**Problem to solve**
Keep the wording of each record exactly the same when you repeat it, and leave out pictures.
━━━━━━━━━━━━━━━━━━━━━━━━━━━━━━
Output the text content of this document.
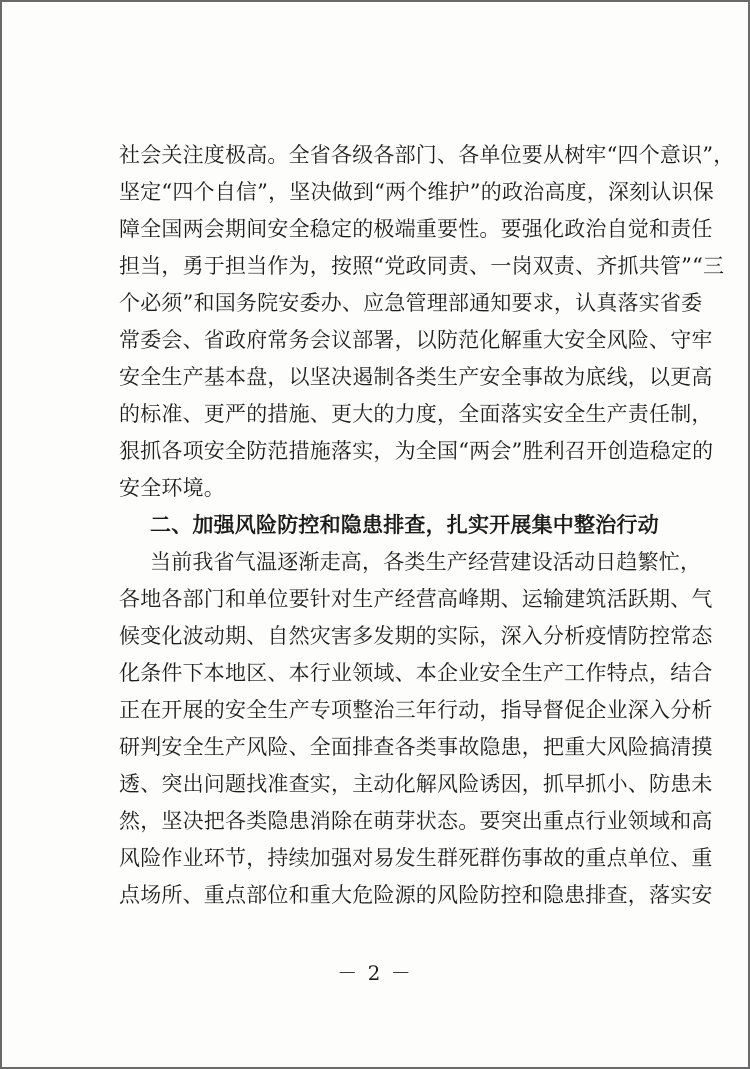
社会关注度极高。全省各级各部门、各单位要从树牢“四个意识”，
坚定“四个自信”，坚决做到“两个维护”的政治高度，深刻认识保
障全国两会期间安全稳定的极端重要性。要强化政治自觉和责任
担当，勇于担当作为，按照“党政同责、一岗双责、齐抓共管”“三
个必须”和国务院安委办、应急管理部通知要求，认真落实省委
常委会、省政府常务会议部署，以防范化解重大安全风险、守牢
安全生产基本盘，以坚决遏制各类生产安全事故为底线，以更高
的标准、更严的措施、更大的力度，全面落实安全生产责任制，
狠抓各项安全防范措施落实，为全国“两会”胜利召开创造稳定的
安全环境。
二、加强风险防控和隐患排查，扎实开展集中整治行动
当前我省气温逐渐走高，各类生产经营建设活动日趋繁忙，
各地各部门和单位要针对生产经营高峰期、运输建筑活跃期、气
候变化波动期、自然灾害多发期的实际，深入分析疫情防控常态
化条件下本地区、本行业领域、本企业安全生产工作特点，结合
正在开展的安全生产专项整治三年行动，指导督促企业深入分析
研判安全生产风险、全面排查各类事故隐患，把重大风险搞清摸
透、突出问题找准查实，主动化解风险诱因，抓早抓小、防患未
然，坚决把各类隐患消除在萌芽状态。要突出重点行业领域和高
风险作业环节，持续加强对易发生群死群伤事故的重点单位、重
点场所、重点部位和重大危险源的风险防控和隐患排查，落实安
－ 2 －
━━━━━━━━━━━━━━━━━━━━━━━━━━━━━━
**Worked answer**
Output the text content of this document.
社会关注度极高。全省各级各部门、各单位要从树牢“四个意识”，
坚定“四个自信”，坚决做到“两个维护”的政治高度，深刻认识保
障全国两会期间安全稳定的极端重要性。要强化政治自觉和责任
担当，勇于担当作为，按照“党政同责、一岗双责、齐抓共管”“三
个必须”和国务院安委办、应急管理部通知要求，认真落实省委
常委会、省政府常务会议部署，以防范化解重大安全风险、守牢
安全生产基本盘，以坚决遏制各类生产安全事故为底线，以更高
的标准、更严的措施、更大的力度，全面落实安全生产责任制，
狠抓各项安全防范措施落实，为全国“两会”胜利召开创造稳定的
安全环境。
二、加强风险防控和隐患排查，扎实开展集中整治行动
当前我省气温逐渐走高，各类生产经营建设活动日趋繁忙，
各地各部门和单位要针对生产经营高峰期、运输建筑活跃期、气
候变化波动期、自然灾害多发期的实际，深入分析疫情防控常态
化条件下本地区、本行业领域、本企业安全生产工作特点，结合
正在开展的安全生产专项整治三年行动，指导督促企业深入分析
研判安全生产风险、全面排查各类事故隐患，把重大风险搞清摸
透、突出问题找准查实，主动化解风险诱因，抓早抓小、防患未
然，坚决把各类隐患消除在萌芽状态。要突出重点行业领域和高
风险作业环节，持续加强对易发生群死群伤事故的重点单位、重
点场所、重点部位和重大危险源的风险防控和隐患排查，落实安
－ 2 －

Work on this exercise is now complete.